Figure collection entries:
-- start --
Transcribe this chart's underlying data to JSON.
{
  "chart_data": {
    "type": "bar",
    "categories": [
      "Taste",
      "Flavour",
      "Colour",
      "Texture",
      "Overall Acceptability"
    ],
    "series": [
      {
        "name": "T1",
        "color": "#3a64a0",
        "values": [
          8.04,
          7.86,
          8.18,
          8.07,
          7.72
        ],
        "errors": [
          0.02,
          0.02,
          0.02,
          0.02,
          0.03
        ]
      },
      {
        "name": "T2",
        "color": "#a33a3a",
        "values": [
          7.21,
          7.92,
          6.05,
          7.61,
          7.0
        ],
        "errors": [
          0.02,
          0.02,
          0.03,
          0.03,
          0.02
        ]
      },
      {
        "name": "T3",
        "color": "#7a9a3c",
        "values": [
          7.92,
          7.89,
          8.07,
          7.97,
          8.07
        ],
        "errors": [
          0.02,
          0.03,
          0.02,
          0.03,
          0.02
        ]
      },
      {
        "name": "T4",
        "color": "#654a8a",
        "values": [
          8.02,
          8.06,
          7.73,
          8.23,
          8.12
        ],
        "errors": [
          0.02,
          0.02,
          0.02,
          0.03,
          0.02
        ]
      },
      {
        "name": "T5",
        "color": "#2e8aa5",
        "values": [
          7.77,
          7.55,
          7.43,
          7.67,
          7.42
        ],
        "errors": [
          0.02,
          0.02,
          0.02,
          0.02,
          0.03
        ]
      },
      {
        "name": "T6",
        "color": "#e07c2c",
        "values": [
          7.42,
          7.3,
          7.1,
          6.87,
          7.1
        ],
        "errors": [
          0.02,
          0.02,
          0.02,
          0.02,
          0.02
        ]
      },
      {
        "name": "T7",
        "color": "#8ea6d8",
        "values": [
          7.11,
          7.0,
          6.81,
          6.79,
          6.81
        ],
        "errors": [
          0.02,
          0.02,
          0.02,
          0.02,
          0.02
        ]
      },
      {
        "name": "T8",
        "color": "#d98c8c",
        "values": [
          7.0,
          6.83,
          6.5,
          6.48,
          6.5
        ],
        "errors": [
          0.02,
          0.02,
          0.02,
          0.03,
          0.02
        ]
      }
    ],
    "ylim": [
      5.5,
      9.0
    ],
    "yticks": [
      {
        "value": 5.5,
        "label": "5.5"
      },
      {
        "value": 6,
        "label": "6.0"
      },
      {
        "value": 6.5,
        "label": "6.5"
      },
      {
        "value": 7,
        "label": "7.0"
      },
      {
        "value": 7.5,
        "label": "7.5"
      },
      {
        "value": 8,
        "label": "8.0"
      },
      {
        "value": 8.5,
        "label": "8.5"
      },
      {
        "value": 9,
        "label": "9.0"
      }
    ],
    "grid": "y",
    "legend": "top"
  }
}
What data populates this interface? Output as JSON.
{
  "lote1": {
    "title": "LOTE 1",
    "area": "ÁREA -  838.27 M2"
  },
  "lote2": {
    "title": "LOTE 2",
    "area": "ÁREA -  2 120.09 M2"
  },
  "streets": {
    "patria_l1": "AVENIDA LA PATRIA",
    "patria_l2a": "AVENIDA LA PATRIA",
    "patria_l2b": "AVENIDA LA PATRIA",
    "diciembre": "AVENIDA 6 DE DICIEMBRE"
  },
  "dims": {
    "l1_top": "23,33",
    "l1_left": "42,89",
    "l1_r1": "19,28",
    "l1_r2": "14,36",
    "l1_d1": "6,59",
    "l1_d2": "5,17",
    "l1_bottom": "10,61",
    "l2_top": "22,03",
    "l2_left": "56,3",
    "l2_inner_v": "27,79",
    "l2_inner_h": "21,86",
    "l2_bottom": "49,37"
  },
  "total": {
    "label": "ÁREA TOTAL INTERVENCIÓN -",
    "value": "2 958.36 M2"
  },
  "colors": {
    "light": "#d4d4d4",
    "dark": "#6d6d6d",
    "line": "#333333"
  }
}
-- end --
-- start --
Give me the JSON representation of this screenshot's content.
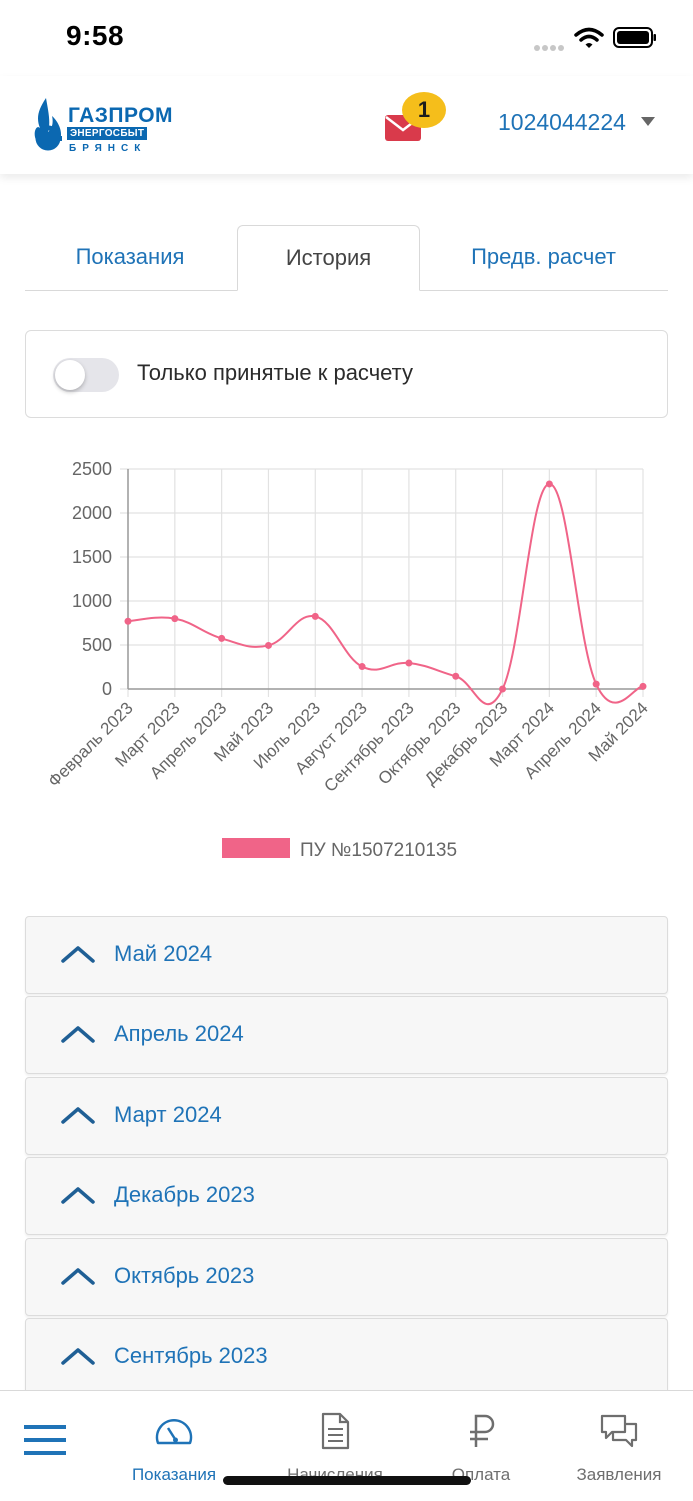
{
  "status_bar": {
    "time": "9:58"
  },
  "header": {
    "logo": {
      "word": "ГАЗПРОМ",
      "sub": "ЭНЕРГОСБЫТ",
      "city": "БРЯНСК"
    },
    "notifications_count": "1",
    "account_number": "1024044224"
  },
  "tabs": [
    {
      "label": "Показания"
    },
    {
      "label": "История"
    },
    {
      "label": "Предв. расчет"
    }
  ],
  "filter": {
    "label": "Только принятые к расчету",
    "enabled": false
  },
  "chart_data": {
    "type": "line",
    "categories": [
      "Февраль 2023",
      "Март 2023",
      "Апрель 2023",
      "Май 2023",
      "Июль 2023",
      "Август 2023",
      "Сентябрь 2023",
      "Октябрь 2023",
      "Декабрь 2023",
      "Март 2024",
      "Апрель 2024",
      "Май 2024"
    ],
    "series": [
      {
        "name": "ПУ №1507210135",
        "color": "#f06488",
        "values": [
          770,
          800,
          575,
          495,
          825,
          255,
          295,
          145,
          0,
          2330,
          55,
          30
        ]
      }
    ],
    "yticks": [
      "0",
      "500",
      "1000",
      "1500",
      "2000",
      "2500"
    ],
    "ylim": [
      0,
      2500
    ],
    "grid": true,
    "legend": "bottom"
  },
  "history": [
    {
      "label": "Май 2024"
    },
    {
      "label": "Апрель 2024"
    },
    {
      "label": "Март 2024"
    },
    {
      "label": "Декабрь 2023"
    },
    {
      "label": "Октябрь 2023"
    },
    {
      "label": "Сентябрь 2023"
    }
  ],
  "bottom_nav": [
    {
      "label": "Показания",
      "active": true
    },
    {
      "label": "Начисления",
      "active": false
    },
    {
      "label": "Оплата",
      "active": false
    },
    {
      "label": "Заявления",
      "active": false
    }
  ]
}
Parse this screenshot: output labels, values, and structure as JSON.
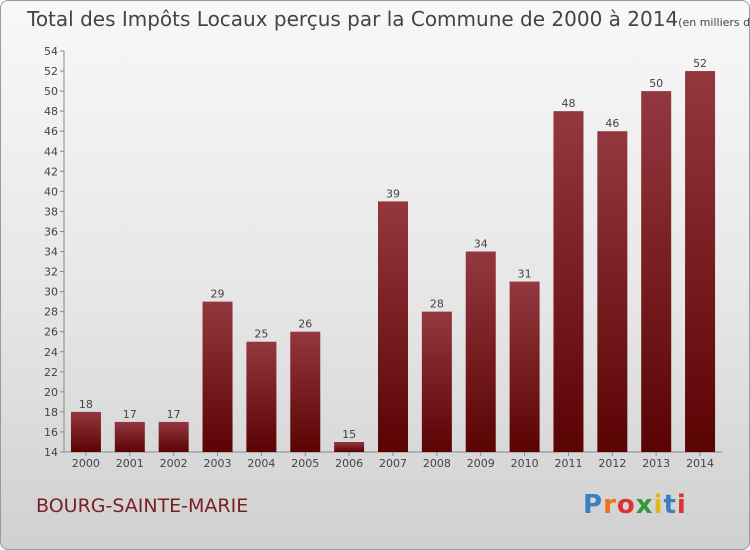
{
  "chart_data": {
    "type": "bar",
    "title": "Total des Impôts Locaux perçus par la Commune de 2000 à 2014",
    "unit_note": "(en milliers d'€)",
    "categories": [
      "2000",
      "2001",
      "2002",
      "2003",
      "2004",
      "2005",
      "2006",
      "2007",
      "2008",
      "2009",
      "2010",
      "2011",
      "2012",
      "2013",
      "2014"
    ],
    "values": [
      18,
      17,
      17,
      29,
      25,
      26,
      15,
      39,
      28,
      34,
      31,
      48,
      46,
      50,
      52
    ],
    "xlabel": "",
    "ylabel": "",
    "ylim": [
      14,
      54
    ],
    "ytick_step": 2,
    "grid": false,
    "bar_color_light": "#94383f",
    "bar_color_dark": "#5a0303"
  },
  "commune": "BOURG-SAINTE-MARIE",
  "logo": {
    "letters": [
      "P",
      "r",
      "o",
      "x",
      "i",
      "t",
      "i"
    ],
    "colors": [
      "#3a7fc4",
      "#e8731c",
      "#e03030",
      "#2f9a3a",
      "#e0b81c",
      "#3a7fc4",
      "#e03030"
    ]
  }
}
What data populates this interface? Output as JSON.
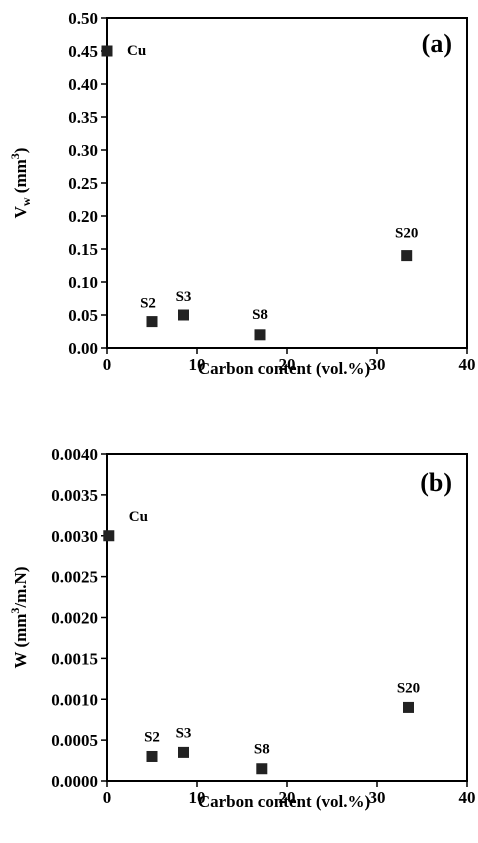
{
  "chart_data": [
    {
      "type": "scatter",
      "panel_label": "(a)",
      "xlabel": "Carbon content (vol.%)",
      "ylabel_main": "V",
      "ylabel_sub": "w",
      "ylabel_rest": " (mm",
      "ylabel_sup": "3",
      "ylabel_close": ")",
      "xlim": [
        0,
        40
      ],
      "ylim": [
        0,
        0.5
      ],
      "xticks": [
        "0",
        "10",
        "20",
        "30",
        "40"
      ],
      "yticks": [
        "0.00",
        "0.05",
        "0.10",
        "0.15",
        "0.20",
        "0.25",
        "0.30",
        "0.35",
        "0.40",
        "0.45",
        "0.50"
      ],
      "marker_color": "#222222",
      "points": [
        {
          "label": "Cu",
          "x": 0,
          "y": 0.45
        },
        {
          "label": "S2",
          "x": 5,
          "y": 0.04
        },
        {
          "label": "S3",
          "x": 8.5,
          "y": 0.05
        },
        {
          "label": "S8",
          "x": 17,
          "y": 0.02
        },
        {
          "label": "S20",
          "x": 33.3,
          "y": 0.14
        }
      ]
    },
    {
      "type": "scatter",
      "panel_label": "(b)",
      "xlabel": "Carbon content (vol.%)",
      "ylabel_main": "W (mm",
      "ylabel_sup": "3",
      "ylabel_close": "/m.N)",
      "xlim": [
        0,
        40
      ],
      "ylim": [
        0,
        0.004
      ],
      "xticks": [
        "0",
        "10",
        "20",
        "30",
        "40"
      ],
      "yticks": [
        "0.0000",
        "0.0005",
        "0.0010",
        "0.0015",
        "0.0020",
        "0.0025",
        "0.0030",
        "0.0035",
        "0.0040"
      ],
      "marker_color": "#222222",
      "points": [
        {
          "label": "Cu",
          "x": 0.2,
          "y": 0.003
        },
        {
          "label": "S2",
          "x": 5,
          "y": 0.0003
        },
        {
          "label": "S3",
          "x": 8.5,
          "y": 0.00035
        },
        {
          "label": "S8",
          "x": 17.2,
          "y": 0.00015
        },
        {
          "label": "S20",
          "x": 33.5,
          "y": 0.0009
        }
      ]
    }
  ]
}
-- end --
-- start --
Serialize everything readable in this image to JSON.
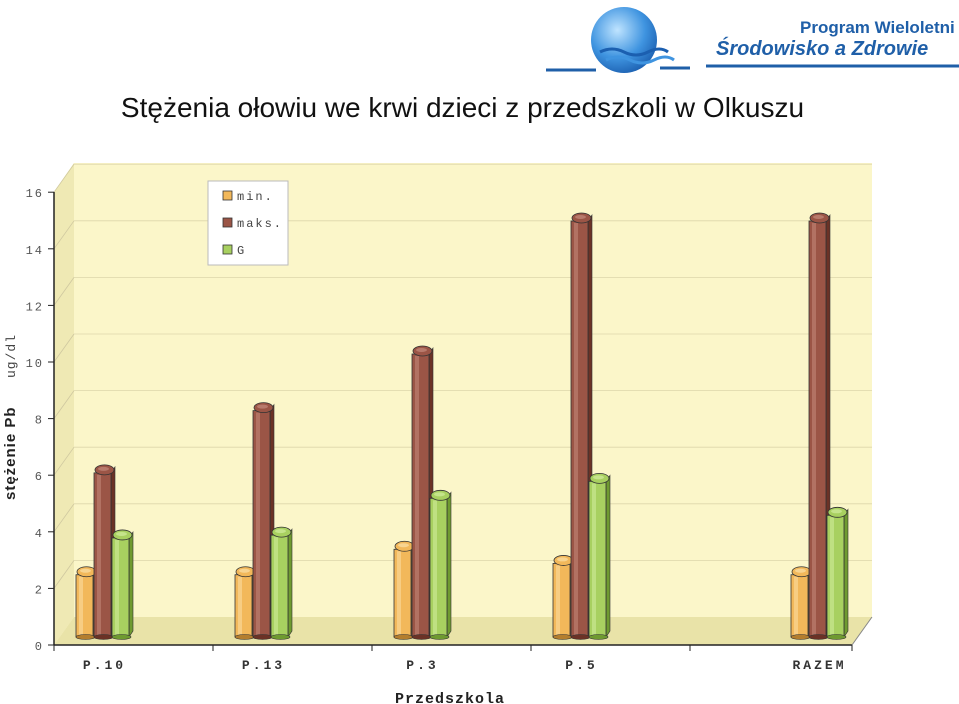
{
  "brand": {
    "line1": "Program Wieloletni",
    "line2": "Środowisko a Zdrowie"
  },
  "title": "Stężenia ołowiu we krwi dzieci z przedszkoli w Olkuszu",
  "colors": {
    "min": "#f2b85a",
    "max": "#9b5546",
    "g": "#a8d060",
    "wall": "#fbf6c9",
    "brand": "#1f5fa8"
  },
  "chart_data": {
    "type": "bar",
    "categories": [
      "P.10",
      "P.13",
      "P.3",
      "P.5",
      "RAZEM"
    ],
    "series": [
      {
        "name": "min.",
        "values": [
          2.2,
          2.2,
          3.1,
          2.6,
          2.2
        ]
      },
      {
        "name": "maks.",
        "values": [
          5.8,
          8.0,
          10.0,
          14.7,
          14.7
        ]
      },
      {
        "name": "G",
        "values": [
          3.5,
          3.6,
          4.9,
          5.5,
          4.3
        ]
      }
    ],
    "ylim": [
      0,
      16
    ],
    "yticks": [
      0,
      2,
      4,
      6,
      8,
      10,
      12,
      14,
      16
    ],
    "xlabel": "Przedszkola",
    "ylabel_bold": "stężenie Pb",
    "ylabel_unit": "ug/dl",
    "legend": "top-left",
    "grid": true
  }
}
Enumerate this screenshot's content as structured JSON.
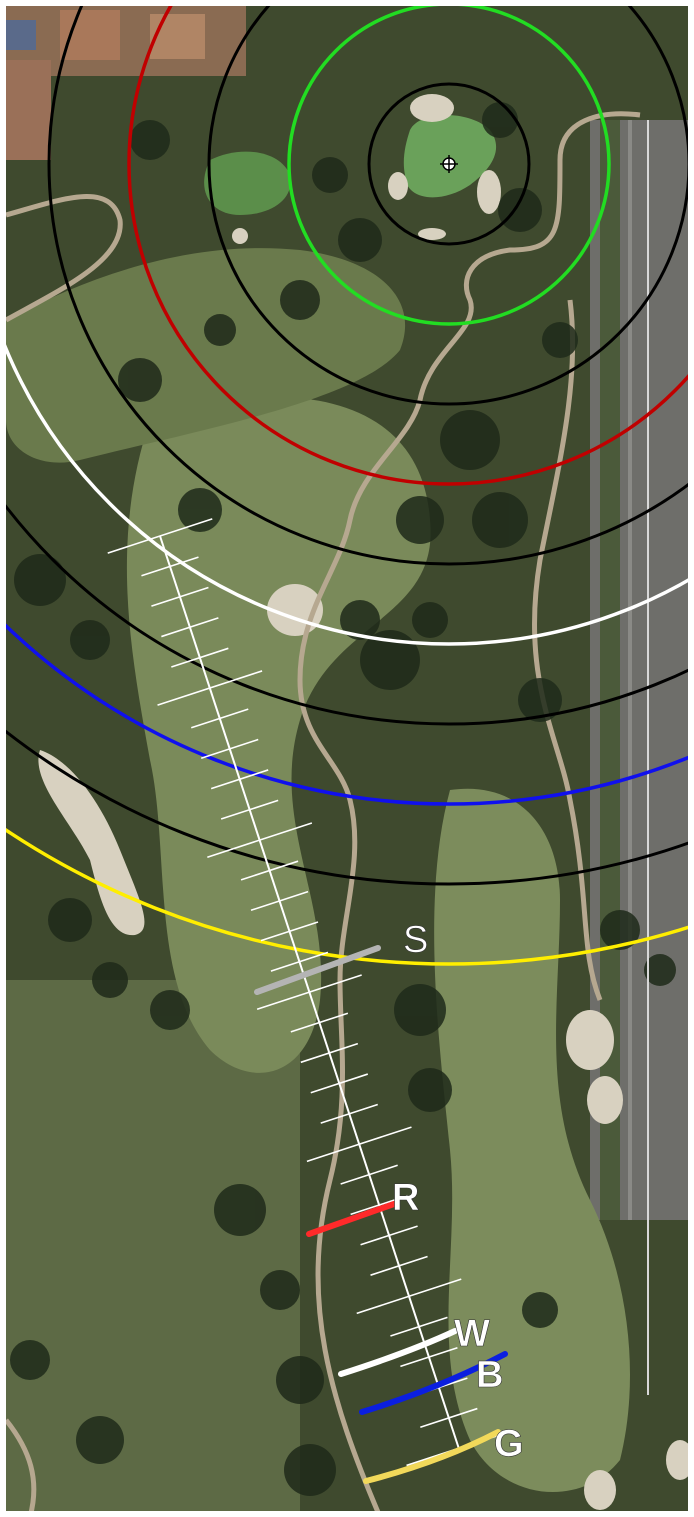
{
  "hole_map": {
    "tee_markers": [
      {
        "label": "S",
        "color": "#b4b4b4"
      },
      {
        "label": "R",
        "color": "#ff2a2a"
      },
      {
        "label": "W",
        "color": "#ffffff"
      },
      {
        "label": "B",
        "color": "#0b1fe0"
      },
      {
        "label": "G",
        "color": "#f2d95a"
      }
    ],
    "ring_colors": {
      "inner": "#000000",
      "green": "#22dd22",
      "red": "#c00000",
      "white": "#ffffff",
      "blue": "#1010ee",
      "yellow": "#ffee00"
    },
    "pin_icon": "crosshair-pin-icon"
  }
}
-- end --
Copy every line in the entries above that has the string "content" in it.

Give me the JSON representation of this screenshot's content.
      "xlabel": "Carbon content (vol.%)",
      "xlabel": "Carbon content (vol.%)",
Enumerate this screenshot's content as structured JSON.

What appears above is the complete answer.